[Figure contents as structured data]
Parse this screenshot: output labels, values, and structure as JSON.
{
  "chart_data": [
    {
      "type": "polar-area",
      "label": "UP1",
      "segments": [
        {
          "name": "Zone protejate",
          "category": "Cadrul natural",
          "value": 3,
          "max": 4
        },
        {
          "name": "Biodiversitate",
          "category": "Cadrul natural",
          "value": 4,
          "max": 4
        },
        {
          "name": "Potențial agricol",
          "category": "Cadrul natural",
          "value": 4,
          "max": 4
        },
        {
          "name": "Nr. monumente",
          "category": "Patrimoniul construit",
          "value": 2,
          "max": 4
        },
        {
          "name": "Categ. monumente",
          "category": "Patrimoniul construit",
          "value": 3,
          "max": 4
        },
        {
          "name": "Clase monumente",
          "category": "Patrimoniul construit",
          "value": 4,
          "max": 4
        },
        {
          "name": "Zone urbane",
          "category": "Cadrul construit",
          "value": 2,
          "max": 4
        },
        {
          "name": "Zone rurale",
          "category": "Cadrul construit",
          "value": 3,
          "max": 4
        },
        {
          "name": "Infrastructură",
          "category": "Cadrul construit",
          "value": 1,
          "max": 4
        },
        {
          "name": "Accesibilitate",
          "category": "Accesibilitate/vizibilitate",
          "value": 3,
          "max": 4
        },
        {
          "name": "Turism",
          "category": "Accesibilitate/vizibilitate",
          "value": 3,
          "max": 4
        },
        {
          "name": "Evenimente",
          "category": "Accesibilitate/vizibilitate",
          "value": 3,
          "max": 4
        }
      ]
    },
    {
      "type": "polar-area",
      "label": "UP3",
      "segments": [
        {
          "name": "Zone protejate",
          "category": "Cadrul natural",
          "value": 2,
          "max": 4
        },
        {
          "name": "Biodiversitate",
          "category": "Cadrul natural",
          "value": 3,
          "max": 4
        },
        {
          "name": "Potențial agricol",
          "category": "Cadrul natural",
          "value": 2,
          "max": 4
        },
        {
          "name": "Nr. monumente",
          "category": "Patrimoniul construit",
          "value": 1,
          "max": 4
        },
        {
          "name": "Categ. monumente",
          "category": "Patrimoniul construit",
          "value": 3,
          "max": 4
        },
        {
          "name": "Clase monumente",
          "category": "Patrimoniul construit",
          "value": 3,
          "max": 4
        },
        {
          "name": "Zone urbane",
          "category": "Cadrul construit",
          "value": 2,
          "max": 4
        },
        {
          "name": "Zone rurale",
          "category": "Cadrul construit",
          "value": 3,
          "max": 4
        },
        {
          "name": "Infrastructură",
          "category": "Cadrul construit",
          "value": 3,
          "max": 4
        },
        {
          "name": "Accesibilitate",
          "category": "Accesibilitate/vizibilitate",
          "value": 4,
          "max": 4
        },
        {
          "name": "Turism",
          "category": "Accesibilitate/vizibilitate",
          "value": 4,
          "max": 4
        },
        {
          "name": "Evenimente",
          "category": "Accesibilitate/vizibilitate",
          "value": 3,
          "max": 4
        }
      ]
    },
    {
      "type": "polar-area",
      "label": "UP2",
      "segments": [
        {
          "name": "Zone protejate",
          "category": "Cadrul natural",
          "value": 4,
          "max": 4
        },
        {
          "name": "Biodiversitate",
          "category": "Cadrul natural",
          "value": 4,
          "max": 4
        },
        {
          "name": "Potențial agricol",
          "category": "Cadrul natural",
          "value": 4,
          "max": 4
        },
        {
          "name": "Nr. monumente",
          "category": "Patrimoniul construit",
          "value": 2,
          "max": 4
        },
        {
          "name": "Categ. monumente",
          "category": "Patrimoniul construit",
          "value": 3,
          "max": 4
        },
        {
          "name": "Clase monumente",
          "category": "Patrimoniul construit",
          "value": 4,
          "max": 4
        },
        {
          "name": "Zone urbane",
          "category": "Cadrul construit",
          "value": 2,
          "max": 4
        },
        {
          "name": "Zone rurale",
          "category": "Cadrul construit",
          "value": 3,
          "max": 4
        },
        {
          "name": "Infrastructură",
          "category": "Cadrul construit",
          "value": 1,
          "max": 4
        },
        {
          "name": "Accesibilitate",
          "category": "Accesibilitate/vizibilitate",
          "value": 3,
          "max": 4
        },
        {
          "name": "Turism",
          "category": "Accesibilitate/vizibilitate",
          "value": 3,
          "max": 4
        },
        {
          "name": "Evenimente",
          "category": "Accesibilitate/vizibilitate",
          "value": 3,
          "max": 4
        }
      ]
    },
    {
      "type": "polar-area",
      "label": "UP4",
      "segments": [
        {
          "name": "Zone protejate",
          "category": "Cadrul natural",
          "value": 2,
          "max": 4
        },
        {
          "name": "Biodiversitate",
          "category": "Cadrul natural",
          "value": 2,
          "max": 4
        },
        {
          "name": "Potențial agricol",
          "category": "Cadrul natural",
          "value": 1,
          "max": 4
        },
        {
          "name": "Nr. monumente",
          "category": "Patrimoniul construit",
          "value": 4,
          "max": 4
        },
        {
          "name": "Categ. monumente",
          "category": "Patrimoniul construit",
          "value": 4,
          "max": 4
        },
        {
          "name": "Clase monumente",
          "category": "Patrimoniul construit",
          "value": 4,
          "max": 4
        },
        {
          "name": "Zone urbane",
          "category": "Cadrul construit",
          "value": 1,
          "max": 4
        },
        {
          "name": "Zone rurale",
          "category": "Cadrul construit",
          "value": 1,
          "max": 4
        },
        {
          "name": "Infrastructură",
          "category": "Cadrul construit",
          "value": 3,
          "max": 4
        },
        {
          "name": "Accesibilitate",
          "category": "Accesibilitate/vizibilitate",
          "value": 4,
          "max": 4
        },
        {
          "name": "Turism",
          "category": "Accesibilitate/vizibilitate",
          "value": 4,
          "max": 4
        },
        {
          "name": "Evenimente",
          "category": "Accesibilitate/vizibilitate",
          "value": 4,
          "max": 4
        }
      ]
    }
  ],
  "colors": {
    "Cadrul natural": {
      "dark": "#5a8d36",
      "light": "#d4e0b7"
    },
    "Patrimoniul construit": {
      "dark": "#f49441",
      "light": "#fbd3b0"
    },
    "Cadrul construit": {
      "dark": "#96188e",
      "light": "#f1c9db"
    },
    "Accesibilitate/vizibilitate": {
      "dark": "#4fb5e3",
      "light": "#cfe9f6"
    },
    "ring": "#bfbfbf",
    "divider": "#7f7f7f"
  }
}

→ **Exercise requirements**
Give only the number of lines in the data that hold the string "light".

→ **Completed exercise**
4